▶ Problem description: Pick out every line holding the string "Myrs" and copy it.

= = =

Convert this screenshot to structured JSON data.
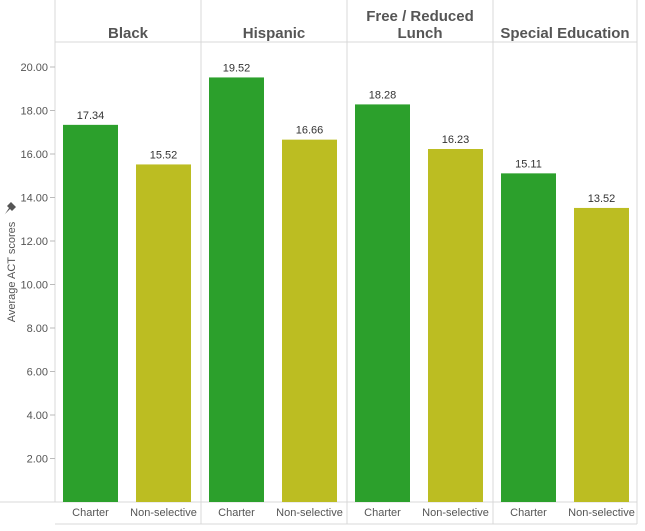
{
  "chart_data": {
    "type": "bar",
    "ylabel": "Average ACT scores",
    "ylim": [
      0,
      20.5
    ],
    "yticks": [
      "2.00",
      "4.00",
      "6.00",
      "8.00",
      "10.00",
      "12.00",
      "14.00",
      "16.00",
      "18.00",
      "20.00"
    ],
    "grid": false,
    "legend": "none",
    "categories": [
      "Charter",
      "Non-selective"
    ],
    "colors": {
      "Charter": "#2ca02c",
      "Non-selective": "#bcbd22"
    },
    "panels": [
      {
        "title": "Black",
        "values": [
          17.34,
          15.52
        ],
        "labels": [
          "17.34",
          "15.52"
        ]
      },
      {
        "title": "Hispanic",
        "values": [
          19.52,
          16.66
        ],
        "labels": [
          "19.52",
          "16.66"
        ]
      },
      {
        "title": "Free / Reduced\nLunch",
        "values": [
          18.28,
          16.23
        ],
        "labels": [
          "18.28",
          "16.23"
        ]
      },
      {
        "title": "Special Education",
        "values": [
          15.11,
          13.52
        ],
        "labels": [
          "15.11",
          "13.52"
        ]
      }
    ]
  },
  "ui": {
    "pin_icon": "pin-icon"
  }
}
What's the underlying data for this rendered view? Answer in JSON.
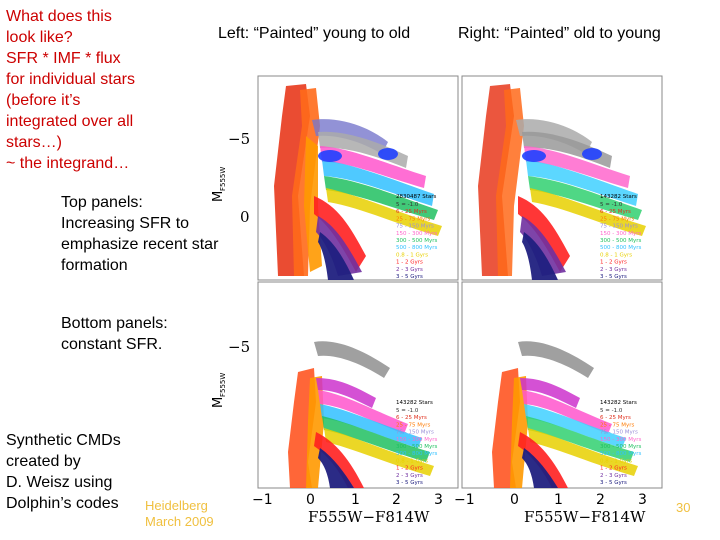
{
  "left_text": {
    "question_lines": [
      "What does this",
      "look like?",
      "SFR * IMF * flux",
      "for individual stars",
      "(before it’s",
      "integrated over all",
      "stars…)",
      "~ the integrand…"
    ],
    "top_panels_lines": [
      "Top panels:",
      "Increasing SFR to",
      "emphasize recent star",
      "formation"
    ],
    "bottom_panels_lines": [
      "Bottom panels:",
      "constant SFR."
    ],
    "credit_lines": [
      "Synthetic CMDs",
      "created by",
      "D. Weisz using",
      "Dolphin’s codes"
    ]
  },
  "headings": {
    "left": "Left: “Painted” young to old",
    "right": "Right: “Painted” old to young"
  },
  "footer": {
    "line1": "Heidelberg",
    "line2": "March 2009",
    "page_number": "30"
  },
  "figure": {
    "y_axis_label": "M",
    "y_axis_sub": "F555W",
    "y_ticks": [
      "−5",
      "0",
      "−5"
    ],
    "x_ticks": [
      "−1",
      "0",
      "1",
      "2",
      "3",
      "−1",
      "0",
      "1",
      "2",
      "3"
    ],
    "x_label_left": "F555W−F814W",
    "x_label_right": "F555W−F814W",
    "panels": [
      {
        "id": "top-left",
        "star_count": "2830487 Stars"
      },
      {
        "id": "top-right",
        "star_count": "143282 Stars"
      },
      {
        "id": "bottom-left",
        "star_count": "143282 Stars"
      },
      {
        "id": "bottom-right",
        "star_count": "143282 Stars"
      }
    ],
    "legend": [
      {
        "label": "5 = -1.0",
        "color": "#333333"
      },
      {
        "label": "6 - 25 Myrs",
        "color": "#e0301e"
      },
      {
        "label": "25 - 75 Myrs",
        "color": "#ff7a00"
      },
      {
        "label": "75 - 150 Myrs",
        "color": "#9a8fd8"
      },
      {
        "label": "150 - 300 Myrs",
        "color": "#ff66cc"
      },
      {
        "label": "300 - 500 Myrs",
        "color": "#20c060"
      },
      {
        "label": "500 - 800 Myrs",
        "color": "#30c0ff"
      },
      {
        "label": "0.8 - 1 Gyrs",
        "color": "#e8d000"
      },
      {
        "label": "1 - 2 Gyrs",
        "color": "#ff2020"
      },
      {
        "label": "2 - 3 Gyrs",
        "color": "#7030a0"
      },
      {
        "label": "3 - 5 Gyrs",
        "color": "#202080"
      }
    ]
  }
}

= = =

▶ Reply:
        "label": "6 - 25 Myrs",
        "label": "25 - 75 Myrs",
        "label": "75 - 150 Myrs",
        "label": "150 - 300 Myrs",
        "label": "300 - 500 Myrs",
        "label": "500 - 800 Myrs",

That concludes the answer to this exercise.